Media Malpractice: 'Columbus Dispatch' Botches Hit on Ohio Treasurer Josh Mandel Over 'Radical Islam'
"No good deed goes unpunished."
That's what I said to myself last Friday when I got off the phone with Columbus Dispatch reporter Alan Johnson.
He had called me about a spun-up controversy regarding Ohio Treasurer and current U.S. Senate candidate Josh Mandel, who is now coming under fire for raising alarm about the growth of "radical Islam" in the state of Ohio -- and in particular, the corrosive influence of the Council on American-Islamic Relations (CAIR).
It's not that Johnson was combative. Quite the opposite. We spoke on background for about 20 minutes, and on the record for about five minutes, and it was all very cordial.
But the article that came out on Monday in the Columbus Dispatch is yet another example of the widespread establishment media practice of burying the lede, intentionally missing critical evidence, and accepting uncritically statements from CAIR. In short, it's shooting the messenger.
• • • • •
> _Stated goal 1_: In the piece about the Columbus Dispatch, how long did the author speak on the record with reporter Alan Johnson?
• • • • •
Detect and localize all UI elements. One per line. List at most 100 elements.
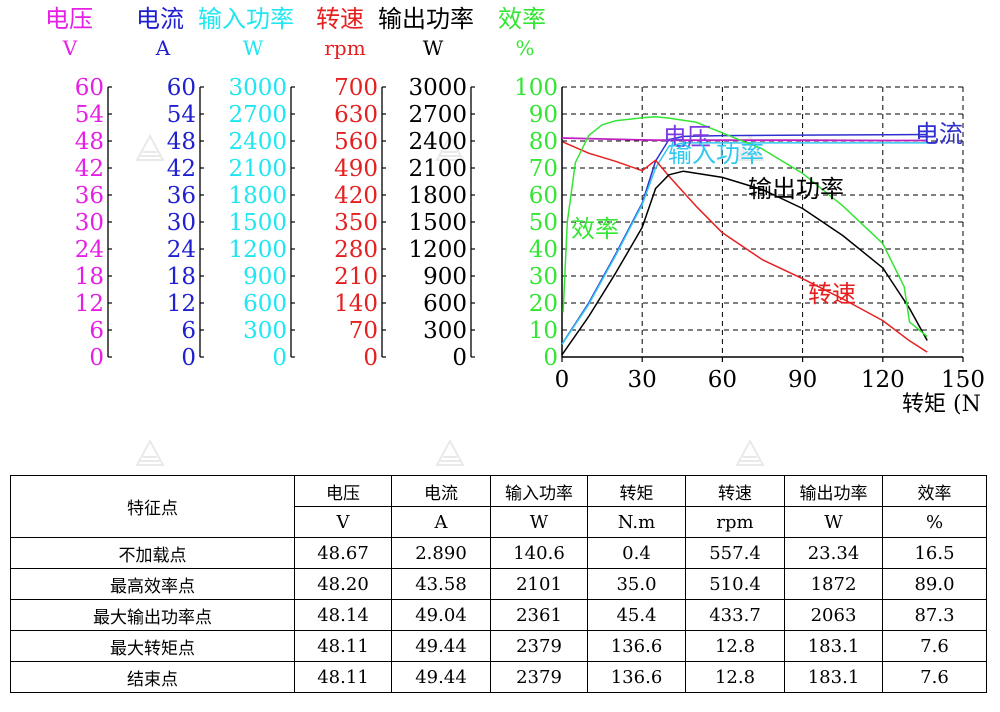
tick-label: 2400 xyxy=(408,129,467,155)
table-cell: 0.4 xyxy=(587,537,686,569)
table-unit-row: V A W N.m rpm W % xyxy=(11,506,987,538)
table-row: 最大输出功率点 48.14 49.04 2361 45.4 433.7 2063… xyxy=(10,599,987,631)
tick-label: 300 xyxy=(243,318,287,344)
tick-label: 1200 xyxy=(408,237,467,263)
tick-label: 2100 xyxy=(228,156,287,182)
table-row: 最高效率点 48.20 43.58 2101 35.0 510.4 1872 8… xyxy=(10,568,987,600)
tick-label: 6 xyxy=(181,318,196,344)
axis-header-unit: % xyxy=(515,36,534,60)
y-tick-label: 20 xyxy=(529,291,558,317)
tick-label: 1800 xyxy=(408,183,467,209)
table-cell: 2361 xyxy=(490,599,588,631)
tick-label: 0 xyxy=(272,345,287,371)
tick-label: 60 xyxy=(167,75,196,101)
series-label-转速: 转速 xyxy=(808,280,856,308)
tick-label: 490 xyxy=(334,156,378,182)
header-current: 电流 xyxy=(391,475,491,507)
feature-point-table: 特征点 电压 电流 输入功率 转矩 转速 输出功率 效率 V A W N.m r… xyxy=(10,475,987,693)
x-axis-label: 转矩 (N xyxy=(902,392,981,417)
tick-label: 48 xyxy=(167,129,196,155)
tick-label: 36 xyxy=(167,183,196,209)
table-cell: 最大输出功率点 xyxy=(10,599,295,631)
tick-label: 0 xyxy=(181,345,196,371)
tick-label: 280 xyxy=(334,237,378,263)
table-cell: 7.6 xyxy=(882,630,987,662)
table-row: 不加载点 48.67 2.890 140.6 0.4 557.4 23.34 1… xyxy=(10,537,987,569)
header-speed: 转速 xyxy=(685,475,785,507)
tick-label: 210 xyxy=(334,264,378,290)
table-cell: 557.4 xyxy=(685,537,785,569)
y-tick-label: 100 xyxy=(514,75,558,101)
header-input-power: 输入功率 xyxy=(490,475,588,507)
series-line-输出功率 xyxy=(561,170,928,356)
watermark-icon xyxy=(435,438,465,466)
tick-label: 42 xyxy=(75,156,104,182)
y-tick-label: 60 xyxy=(529,183,558,209)
table-cell: 2379 xyxy=(490,630,588,662)
y-tick-label: 80 xyxy=(529,129,558,155)
unit-output-power: W xyxy=(784,506,883,538)
tick-label: 140 xyxy=(334,291,378,317)
y-tick-label: 90 xyxy=(529,102,558,128)
table-cell: 48.14 xyxy=(294,599,392,631)
tick-label: 2400 xyxy=(228,129,287,155)
table-cell: 45.4 xyxy=(587,599,686,631)
header-output-power: 输出功率 xyxy=(784,475,883,507)
table-cell: 183.1 xyxy=(784,661,883,693)
tick-label: 2700 xyxy=(228,102,287,128)
axis-header-name: 转速 xyxy=(316,5,364,33)
series-line-电压 xyxy=(561,137,928,142)
table-cell: 87.3 xyxy=(882,599,987,631)
tick-label: 48 xyxy=(75,129,104,155)
axis-header-name: 效率 xyxy=(498,5,546,33)
table-cell: 16.5 xyxy=(882,537,987,569)
table-cell: 35.0 xyxy=(587,568,686,600)
unit-speed: rpm xyxy=(685,506,785,538)
table-cell: 136.6 xyxy=(587,630,686,662)
tick-label: 0 xyxy=(89,345,104,371)
tick-label: 2700 xyxy=(408,102,467,128)
tick-label: 12 xyxy=(75,291,104,317)
watermark-logos xyxy=(135,133,765,466)
tick-label: 18 xyxy=(75,264,104,290)
table-cell: 2101 xyxy=(490,568,588,600)
tick-label: 18 xyxy=(167,264,196,290)
axis-header-unit: W xyxy=(423,36,444,60)
left-axes: 6054484236302418126060544842363024181260… xyxy=(75,75,475,371)
tick-label: 2100 xyxy=(408,156,467,182)
x-tick-label: 90 xyxy=(788,367,817,393)
axis-header-name: 电流 xyxy=(136,5,184,33)
table-cell: 48.11 xyxy=(294,661,392,693)
watermark-icon xyxy=(135,438,165,466)
table-cell: 183.1 xyxy=(784,630,883,662)
table-cell: 12.8 xyxy=(685,661,785,693)
watermark-icon xyxy=(735,133,765,161)
tick-label: 60 xyxy=(75,75,104,101)
tick-label: 700 xyxy=(334,75,378,101)
table-cell: 2.890 xyxy=(391,537,491,569)
header-voltage: 电压 xyxy=(294,475,392,507)
series-label-效率: 效率 xyxy=(571,215,619,243)
tick-label: 0 xyxy=(452,345,467,371)
tick-label: 24 xyxy=(167,237,196,263)
series-line-转速 xyxy=(562,141,928,353)
unit-efficiency: % xyxy=(882,506,987,538)
axis-headers: 电压 V 电流 A 输入功率 W 转速 rpm 输出功率 W 效率% xyxy=(45,5,546,60)
unit-torque: N.m xyxy=(587,506,686,538)
watermark-icon xyxy=(135,133,165,161)
tick-label: 24 xyxy=(75,237,104,263)
series-line-效率 xyxy=(562,115,928,338)
header-efficiency: 效率 xyxy=(882,475,987,507)
table-cell: 49.04 xyxy=(391,599,491,631)
axis-header-unit: rpm xyxy=(324,36,365,60)
axis-header-unit: A xyxy=(155,36,171,60)
y-tick-label: 10 xyxy=(529,318,558,344)
tick-label: 600 xyxy=(423,291,467,317)
table-cell: 12.8 xyxy=(685,630,785,662)
tick-label: 36 xyxy=(75,183,104,209)
y-tick-label: 0 xyxy=(543,345,558,371)
watermark-icon xyxy=(735,438,765,466)
table-cell: 48.11 xyxy=(294,630,392,662)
• • • • •
> _Stated goal 2_: Turn the lines of the entries into a JSON list of strings, one string per line, from the line with "tick-label: 2400 xyxy=(408,129,467,155)" up to and including the line with "tick-label: 490 xyxy=(334,156,378,182)".

> _Response 1_: About five minutes.

> _Response 2_:
[
  "tick-label: 2400 xyxy=(408,129,467,155)",
  "table-cell: 0.4 xyxy=(587,537,686,569)",
  "table-unit-row: V A W N.m rpm W % xyxy=(11,506,987,538)",
  "table-row: 最大输出功率点 48.14 49.04 2361 45.4 433.7 2063… xyxy=(10,599,987,631)",
  "tick-label: 300 xyxy=(243,318,287,344)",
  "tick-label: 1200 xyxy=(408,237,467,263)",
  "tick-label: 2100 xyxy=(228,156,287,182)",
  "table-row: 最高效率点 48.20 43.58 2101 35.0 510.4 1872 8… xyxy=(10,568,987,600)",
  "tick-label: 6 xyxy=(181,318,196,344)",
  "axis-header-unit: % xyxy=(515,36,534,60)",
  "y-tick-label: 20 xyxy=(529,291,558,317)",
  "tick-label: 1800 xyxy=(408,183,467,209)",
  "table-cell: 2361 xyxy=(490,599,588,631)",
  "tick-label: 0 xyxy=(272,345,287,371)",
  "tick-label: 60 xyxy=(167,75,196,101)",
  "series-label-转速: 转速 xyxy=(808,280,856,308)",
  "tick-label: 490 xyxy=(334,156,378,182)"
]